Your task:
State only the count of lines in the listing below that hold "String".

***** Data lines

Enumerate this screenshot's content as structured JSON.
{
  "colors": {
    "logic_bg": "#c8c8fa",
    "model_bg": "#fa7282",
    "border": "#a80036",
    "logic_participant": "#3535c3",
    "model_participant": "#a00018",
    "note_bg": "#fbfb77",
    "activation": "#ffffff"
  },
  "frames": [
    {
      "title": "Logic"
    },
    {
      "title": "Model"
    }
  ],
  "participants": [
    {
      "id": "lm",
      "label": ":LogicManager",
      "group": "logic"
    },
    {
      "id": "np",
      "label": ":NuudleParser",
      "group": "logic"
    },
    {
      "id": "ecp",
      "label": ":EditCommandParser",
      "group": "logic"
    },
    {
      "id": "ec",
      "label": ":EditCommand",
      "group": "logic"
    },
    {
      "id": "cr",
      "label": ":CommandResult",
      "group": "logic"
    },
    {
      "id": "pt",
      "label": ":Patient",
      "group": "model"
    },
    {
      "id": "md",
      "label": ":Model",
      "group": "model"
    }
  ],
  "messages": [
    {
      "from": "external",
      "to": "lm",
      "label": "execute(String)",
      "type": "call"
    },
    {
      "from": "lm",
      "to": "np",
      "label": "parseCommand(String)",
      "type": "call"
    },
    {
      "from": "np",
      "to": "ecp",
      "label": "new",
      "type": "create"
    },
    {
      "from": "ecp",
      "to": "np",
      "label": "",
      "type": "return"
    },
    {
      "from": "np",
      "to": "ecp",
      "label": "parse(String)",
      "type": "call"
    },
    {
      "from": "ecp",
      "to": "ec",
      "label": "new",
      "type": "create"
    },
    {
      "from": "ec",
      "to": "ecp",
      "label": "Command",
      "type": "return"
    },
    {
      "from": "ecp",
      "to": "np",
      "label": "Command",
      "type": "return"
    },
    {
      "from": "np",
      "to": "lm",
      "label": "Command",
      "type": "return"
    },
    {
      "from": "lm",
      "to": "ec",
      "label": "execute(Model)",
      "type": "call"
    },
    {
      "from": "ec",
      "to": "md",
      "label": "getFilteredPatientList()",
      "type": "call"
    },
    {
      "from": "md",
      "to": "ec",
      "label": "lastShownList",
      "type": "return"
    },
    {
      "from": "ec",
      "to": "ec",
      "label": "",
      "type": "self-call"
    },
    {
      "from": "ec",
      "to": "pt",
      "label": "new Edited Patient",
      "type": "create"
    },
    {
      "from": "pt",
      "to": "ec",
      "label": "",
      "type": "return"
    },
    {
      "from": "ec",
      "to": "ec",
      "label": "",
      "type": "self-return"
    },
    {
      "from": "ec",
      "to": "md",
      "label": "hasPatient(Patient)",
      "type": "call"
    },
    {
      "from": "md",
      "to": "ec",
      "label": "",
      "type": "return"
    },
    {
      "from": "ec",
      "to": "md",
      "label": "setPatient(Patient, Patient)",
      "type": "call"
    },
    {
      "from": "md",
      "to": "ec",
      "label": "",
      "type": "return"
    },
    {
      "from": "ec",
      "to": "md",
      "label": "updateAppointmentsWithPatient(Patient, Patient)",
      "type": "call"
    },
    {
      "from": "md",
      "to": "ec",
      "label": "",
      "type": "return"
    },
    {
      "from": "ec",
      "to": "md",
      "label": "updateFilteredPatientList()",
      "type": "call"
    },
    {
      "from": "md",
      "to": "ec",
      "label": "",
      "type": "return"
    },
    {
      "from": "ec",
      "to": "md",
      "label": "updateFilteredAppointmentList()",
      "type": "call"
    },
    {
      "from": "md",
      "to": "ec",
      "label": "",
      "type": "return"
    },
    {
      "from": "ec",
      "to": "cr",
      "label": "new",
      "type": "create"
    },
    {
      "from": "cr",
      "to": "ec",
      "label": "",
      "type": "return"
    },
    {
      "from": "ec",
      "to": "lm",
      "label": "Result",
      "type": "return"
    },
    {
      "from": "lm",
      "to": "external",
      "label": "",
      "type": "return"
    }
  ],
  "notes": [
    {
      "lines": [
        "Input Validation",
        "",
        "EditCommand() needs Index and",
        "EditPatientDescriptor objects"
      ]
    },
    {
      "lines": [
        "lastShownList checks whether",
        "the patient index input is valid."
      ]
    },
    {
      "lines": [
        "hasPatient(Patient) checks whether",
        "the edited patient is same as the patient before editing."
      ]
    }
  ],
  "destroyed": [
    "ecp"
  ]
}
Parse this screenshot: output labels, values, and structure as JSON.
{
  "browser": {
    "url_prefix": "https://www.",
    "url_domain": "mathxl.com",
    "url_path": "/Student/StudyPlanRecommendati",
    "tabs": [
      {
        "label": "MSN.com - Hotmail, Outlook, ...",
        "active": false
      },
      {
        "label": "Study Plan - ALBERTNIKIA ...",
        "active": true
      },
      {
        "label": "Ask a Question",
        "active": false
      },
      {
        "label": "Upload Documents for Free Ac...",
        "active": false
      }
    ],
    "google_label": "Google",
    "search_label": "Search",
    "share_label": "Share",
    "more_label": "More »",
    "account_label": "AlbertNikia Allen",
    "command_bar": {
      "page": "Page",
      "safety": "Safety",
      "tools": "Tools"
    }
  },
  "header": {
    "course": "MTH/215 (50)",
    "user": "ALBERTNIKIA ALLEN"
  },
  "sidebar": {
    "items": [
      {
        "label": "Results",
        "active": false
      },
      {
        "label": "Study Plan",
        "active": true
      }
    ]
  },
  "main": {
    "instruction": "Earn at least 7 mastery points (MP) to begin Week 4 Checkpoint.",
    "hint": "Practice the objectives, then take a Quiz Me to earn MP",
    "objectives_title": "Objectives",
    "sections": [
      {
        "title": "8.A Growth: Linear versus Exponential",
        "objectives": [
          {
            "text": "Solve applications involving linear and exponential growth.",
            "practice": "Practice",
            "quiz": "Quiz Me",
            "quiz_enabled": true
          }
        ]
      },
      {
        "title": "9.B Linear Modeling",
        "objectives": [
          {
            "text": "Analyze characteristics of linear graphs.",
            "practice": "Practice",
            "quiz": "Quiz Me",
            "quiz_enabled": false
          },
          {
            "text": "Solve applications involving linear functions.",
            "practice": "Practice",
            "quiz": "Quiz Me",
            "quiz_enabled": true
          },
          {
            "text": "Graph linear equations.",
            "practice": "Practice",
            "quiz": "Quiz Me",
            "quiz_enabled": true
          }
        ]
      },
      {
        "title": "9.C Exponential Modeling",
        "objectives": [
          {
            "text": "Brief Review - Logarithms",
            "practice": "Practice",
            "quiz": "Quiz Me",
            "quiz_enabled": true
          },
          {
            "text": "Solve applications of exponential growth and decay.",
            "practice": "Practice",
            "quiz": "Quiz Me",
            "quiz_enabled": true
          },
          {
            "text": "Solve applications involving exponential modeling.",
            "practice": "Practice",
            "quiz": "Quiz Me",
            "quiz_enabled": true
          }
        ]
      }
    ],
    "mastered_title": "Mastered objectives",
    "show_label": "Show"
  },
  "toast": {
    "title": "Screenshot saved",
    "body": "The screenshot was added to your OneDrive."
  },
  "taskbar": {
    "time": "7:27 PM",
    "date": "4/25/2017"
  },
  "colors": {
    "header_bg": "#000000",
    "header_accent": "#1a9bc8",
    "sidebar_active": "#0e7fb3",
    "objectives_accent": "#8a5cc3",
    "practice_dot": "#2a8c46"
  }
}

**********

Correct response:
3